Stored records:

— Start —

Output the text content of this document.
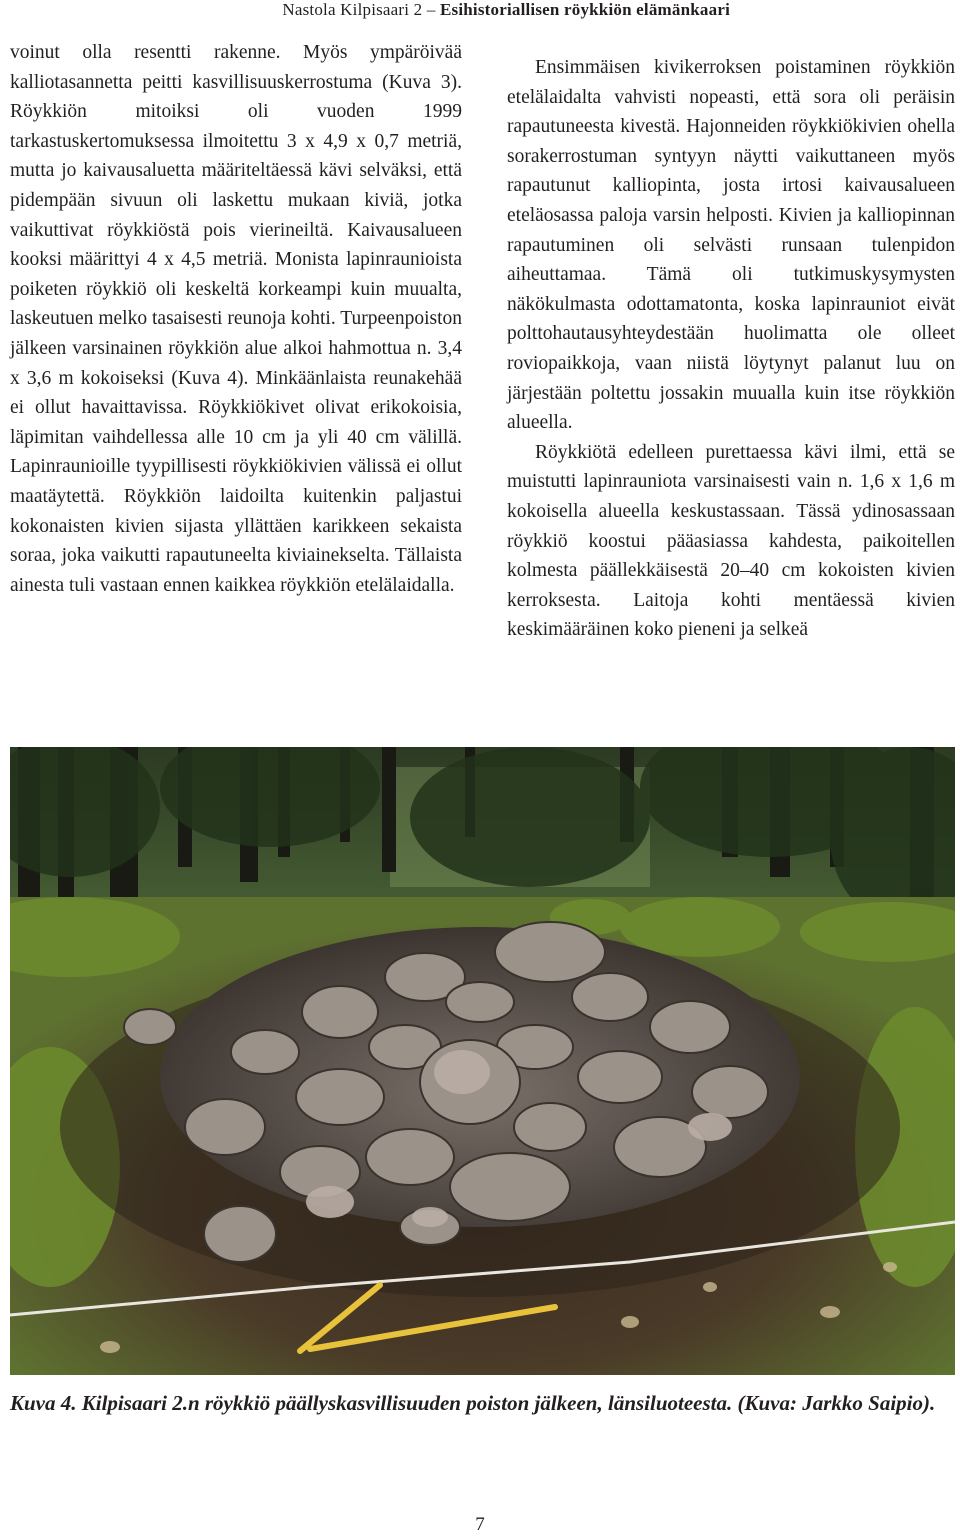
Nastola Kilpisaari 2 – Esihistoriallisen röykkiön elämänkaari

voinut olla resentti rakenne. Myös ympäröivää kalliotasannetta peitti kasvillisuuskerrostuma (Kuva 3). Röykkiön mitoiksi oli vuoden 1999 tarkastuskertomuksessa ilmoitettu 3 x 4,9 x 0,7 metriä, mutta jo kaivausaluetta määriteltäessä kävi selväksi, että pidempään sivuun oli laskettu mukaan kiviä, jotka vaikuttivat röykkiöstä pois vierineiltä. Kaivausalueen kooksi määrittyi 4 x 4,5 metriä. Monista lapinraunioista poiketen röykkiö oli keskeltä korkeampi kuin muualta, laskeutuen melko tasaisesti reunoja kohti. Turpeenpoiston jälkeen varsinainen röykkiön alue alkoi hahmottua n. 3,4 x 3,6 m kokoiseksi (Kuva 4). Minkäänlaista reunakehää ei ollut havaittavissa. Röykkiökivet olivat erikokoisia, läpimitan vaihdellessa alle 10 cm ja yli 40 cm välillä. Lapinraunioille tyypillisesti röykkiökivien välissä ei ollut maatäytettä. Röykkiön laidoilta kuitenkin paljastui kokonaisten kivien sijasta yllättäen karikkeen sekaista soraa, joka vaikutti rapautuneelta kiviainekselta. Tällaista ainesta tuli vastaan ennen kaikkea röykkiön etelälaidalla.

Ensimmäisen kivikerroksen poistaminen röykkiön etelälaidalta vahvisti nopeasti, että sora oli peräisin rapautuneesta kivestä. Hajonneiden röykkiökivien ohella sorakerrostuman syntyyn näytti vaikuttaneen myös rapautunut kalliopinta, josta irtosi kaivausalueen eteläosassa paloja varsin helposti. Kivien ja kalliopinnan rapautuminen oli selvästi runsaan tulenpidon aiheuttamaa. Tämä oli tutkimuskysymysten näkökulmasta odottamatonta, koska lapinrauniot eivät polttohautausyhteydestään huolimatta ole olleet roviopaikkoja, vaan niistä löytynyt palanut luu on järjestään poltettu jossakin muualla kuin itse röykkiön alueella.

Röykkiötä edelleen purettaessa kävi ilmi, että se muistutti lapinrauniota varsinaisesti vain n. 1,6 x 1,6 m kokoisella alueella keskustassaan. Tässä ydinosassaan röykkiö koostui pääasiassa kahdesta, paikoitellen kolmesta päällekkäisestä 20–40 cm kokoisten kivien kerroksesta. Laitoja kohti mentäessä kivien keskimääräinen koko pieneni ja selkeä

Kuva 4. Kilpisaari 2.n röykkiö päällyskasvillisuuden poiston jälkeen, länsiluoteesta. (Kuva: Jarkko Saipio).
7
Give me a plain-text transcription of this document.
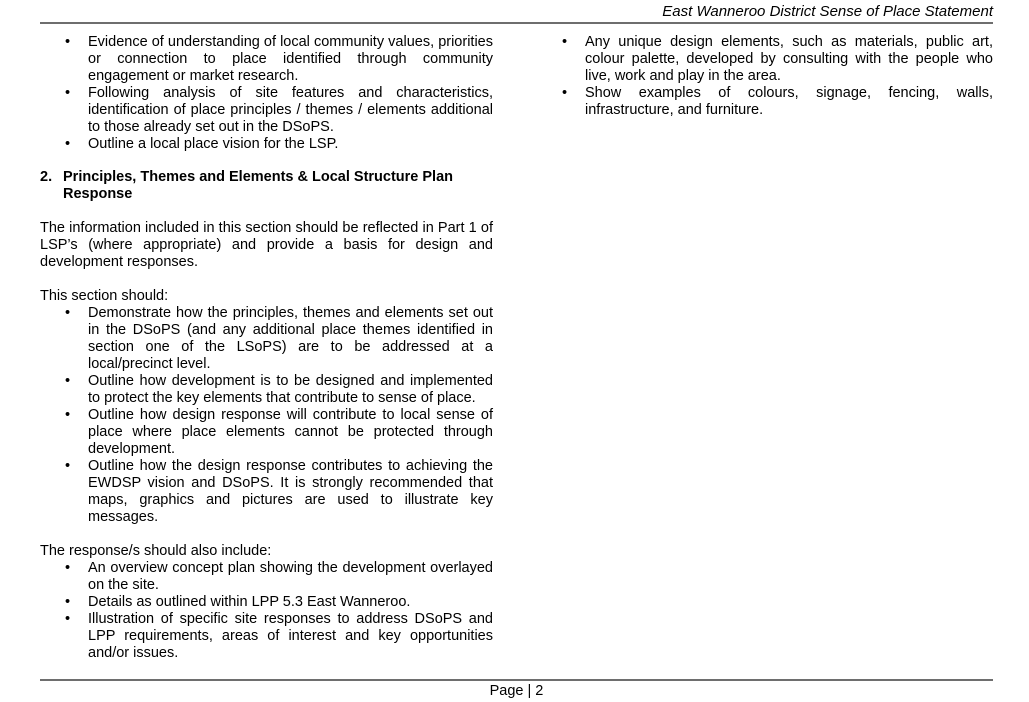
East Wanneroo District Sense of Place Statement
•	Evidence of understanding of local community values, priorities or connection to place identified through community engagement or market research.
•	Following analysis of site features and characteristics, identification of place principles / themes / elements additional to those already set out in the DSoPS.
•	Outline a local place vision for the LSP.
2. Principles, Themes and Elements & Local Structure Plan Response
The information included in this section should be reflected in Part 1 of LSP’s (where appropriate) and provide a basis for design and development responses.
This section should:
•	Demonstrate how the principles, themes and elements set out in the DSoPS (and any additional place themes identified in section one of the LSoPS) are to be addressed at a local/precinct level.
•	Outline how development is to be designed and implemented to protect the key elements that contribute to sense of place.
•	Outline how design response will contribute to local sense of place where place elements cannot be protected through development.
•	Outline how the design response contributes to achieving the EWDSP vision and DSoPS. It is strongly recommended that maps, graphics and pictures are used to illustrate key messages.
The response/s should also include:
•	An overview concept plan showing the development overlayed on the site.
•	Details as outlined within LPP 5.3 East Wanneroo.
•	Illustration of specific site responses to address DSoPS and LPP requirements, areas of interest and key opportunities and/or issues.
•	Any unique design elements, such as materials, public art, colour palette, developed by consulting with the people who live, work and play in the area.
•	Show examples of colours, signage, fencing, walls, infrastructure, and furniture.
Page | 2
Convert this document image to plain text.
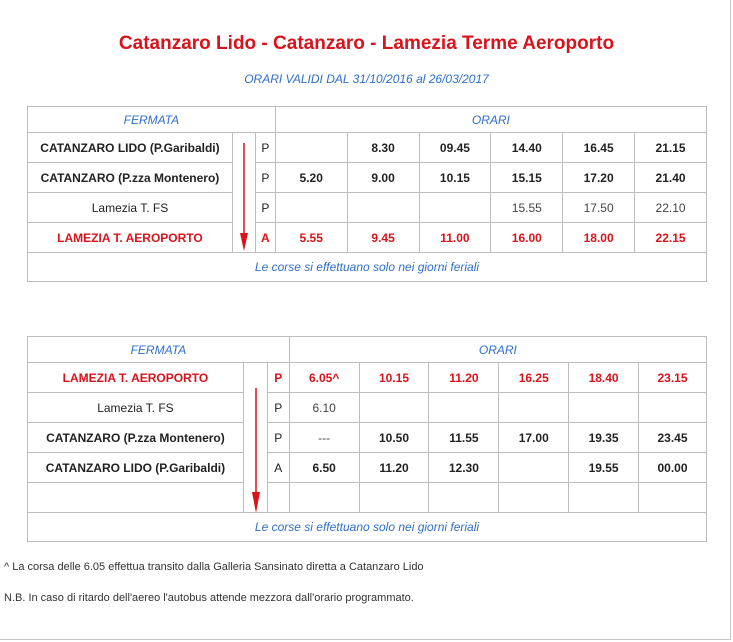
Catanzaro Lido - Catanzaro - Lamezia Terme Aeroporto
ORARI VALIDI DAL 31/10/2016 al 26/03/2017
FERMATA			ORARI					
CATANZARO LIDO (P.Garibaldi)		P		8.30	09.45	14.40	16.45	21.15
CATANZARO (P.zza Montenero)		P	5.20	9.00	10.15	15.15	17.20	21.40
Lamezia T. FS		P				15.55	17.50	22.10
LAMEZIA T. AEROPORTO		A	5.55	9.45	11.00	16.00	18.00	22.15
Le corse si effettuano solo nei giorni feriali								
FERMATA			ORARI					
LAMEZIA T. AEROPORTO		P	6.05^	10.15	11.20	16.25	18.40	23.15
Lamezia T. FS		P	6.10					
CATANZARO (P.zza Montenero)		P	---	10.50	11.55	17.00	19.35	23.45
CATANZARO LIDO (P.Garibaldi)		A	6.50	11.20	12.30		19.55	00.00

Le corse si effettuano solo nei giorni feriali								
^ La corsa delle 6.05 effettua transito dalla Galleria Sansinato diretta a Catanzaro Lido
N.B. In caso di ritardo dell'aereo l'autobus attende mezzora dall'orario programmato.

— End —

Task goal
Transcribe the records above verbatim. Do not carry over any picture.

Worked answer
Output the text content of this document.
Nastola Kilpisaari 2 – Esihistoriallisen röykkiön elämänkaari

voinut olla resentti rakenne. Myös ympäröivää kalliotasannetta peitti kasvillisuuskerrostuma (Kuva 3). Röykkiön mitoiksi oli vuoden 1999 tarkastuskertomuksessa ilmoitettu 3 x 4,9 x 0,7 metriä, mutta jo kaivausaluetta määriteltäessä kävi selväksi, että pidempään sivuun oli laskettu mukaan kiviä, jotka vaikuttivat röykkiöstä pois vierineiltä. Kaivausalueen kooksi määrittyi 4 x 4,5 metriä. Monista lapinraunioista poiketen röykkiö oli keskeltä korkeampi kuin muualta, laskeutuen melko tasaisesti reunoja kohti. Turpeenpoiston jälkeen varsinainen röykkiön alue alkoi hahmottua n. 3,4 x 3,6 m kokoiseksi (Kuva 4). Minkäänlaista reunakehää ei ollut havaittavissa. Röykkiökivet olivat erikokoisia, läpimitan vaihdellessa alle 10 cm ja yli 40 cm välillä. Lapinraunioille tyypillisesti röykkiökivien välissä ei ollut maatäytettä. Röykkiön laidoilta kuitenkin paljastui kokonaisten kivien sijasta yllättäen karikkeen sekaista soraa, joka vaikutti rapautuneelta kiviainekselta. Tällaista ainesta tuli vastaan ennen kaikkea röykkiön etelälaidalla.

Ensimmäisen kivikerroksen poistaminen röykkiön etelälaidalta vahvisti nopeasti, että sora oli peräisin rapautuneesta kivestä. Hajonneiden röykkiökivien ohella sorakerrostuman syntyyn näytti vaikuttaneen myös rapautunut kalliopinta, josta irtosi kaivausalueen eteläosassa paloja varsin helposti. Kivien ja kalliopinnan rapautuminen oli selvästi runsaan tulenpidon aiheuttamaa. Tämä oli tutkimuskysymysten näkökulmasta odottamatonta, koska lapinrauniot eivät polttohautausyhteydestään huolimatta ole olleet roviopaikkoja, vaan niistä löytynyt palanut luu on järjestään poltettu jossakin muualla kuin itse röykkiön alueella.

Röykkiötä edelleen purettaessa kävi ilmi, että se muistutti lapinrauniota varsinaisesti vain n. 1,6 x 1,6 m kokoisella alueella keskustassaan. Tässä ydinosassaan röykkiö koostui pääasiassa kahdesta, paikoitellen kolmesta päällekkäisestä 20–40 cm kokoisten kivien kerroksesta. Laitoja kohti mentäessä kivien keskimääräinen koko pieneni ja selkeä

Kuva 4. Kilpisaari 2.n röykkiö päällyskasvillisuuden poiston jälkeen, länsiluoteesta. (Kuva: Jarkko Saipio).
7
Give me a plain-text transcription of this document.
East Wanneroo District Sense of Place Statement
•	Evidence of understanding of local community values, priorities or connection to place identified through community engagement or market research.
•	Following analysis of site features and characteristics, identification of place principles / themes / elements additional to those already set out in the DSoPS.
•	Outline a local place vision for the LSP.
2. Principles, Themes and Elements & Local Structure Plan Response
The information included in this section should be reflected in Part 1 of LSP’s (where appropriate) and provide a basis for design and development responses.
This section should:
•	Demonstrate how the principles, themes and elements set out in the DSoPS (and any additional place themes identified in section one of the LSoPS) are to be addressed at a local/precinct level.
•	Outline how development is to be designed and implemented to protect the key elements that contribute to sense of place.
•	Outline how design response will contribute to local sense of place where place elements cannot be protected through development.
•	Outline how the design response contributes to achieving the EWDSP vision and DSoPS. It is strongly recommended that maps, graphics and pictures are used to illustrate key messages.
The response/s should also include:
•	An overview concept plan showing the development overlayed on the site.
•	Details as outlined within LPP 5.3 East Wanneroo.
•	Illustration of specific site responses to address DSoPS and LPP requirements, areas of interest and key opportunities and/or issues.
•	Any unique design elements, such as materials, public art, colour palette, developed by consulting with the people who live, work and play in the area.
•	Show examples of colours, signage, fencing, walls, infrastructure, and furniture.
Page | 2
Convert this document image to plain text.
Catanzaro Lido - Catanzaro - Lamezia Terme Aeroporto
ORARI VALIDI DAL 31/10/2016 al 26/03/2017
FERMATA			ORARI					
CATANZARO LIDO (P.Garibaldi)		P		8.30	09.45	14.40	16.45	21.15
CATANZARO (P.zza Montenero)		P	5.20	9.00	10.15	15.15	17.20	21.40
Lamezia T. FS		P				15.55	17.50	22.10
LAMEZIA T. AEROPORTO		A	5.55	9.45	11.00	16.00	18.00	22.15
Le corse si effettuano solo nei giorni feriali								
FERMATA			ORARI					
LAMEZIA T. AEROPORTO		P	6.05^	10.15	11.20	16.25	18.40	23.15
Lamezia T. FS		P	6.10					
CATANZARO (P.zza Montenero)		P	---	10.50	11.55	17.00	19.35	23.45
CATANZARO LIDO (P.Garibaldi)		A	6.50	11.20	12.30		19.55	00.00

Le corse si effettuano solo nei giorni feriali								
^ La corsa delle 6.05 effettua transito dalla Galleria Sansinato diretta a Catanzaro Lido
N.B. In caso di ritardo dell'aereo l'autobus attende mezzora dall'orario programmato.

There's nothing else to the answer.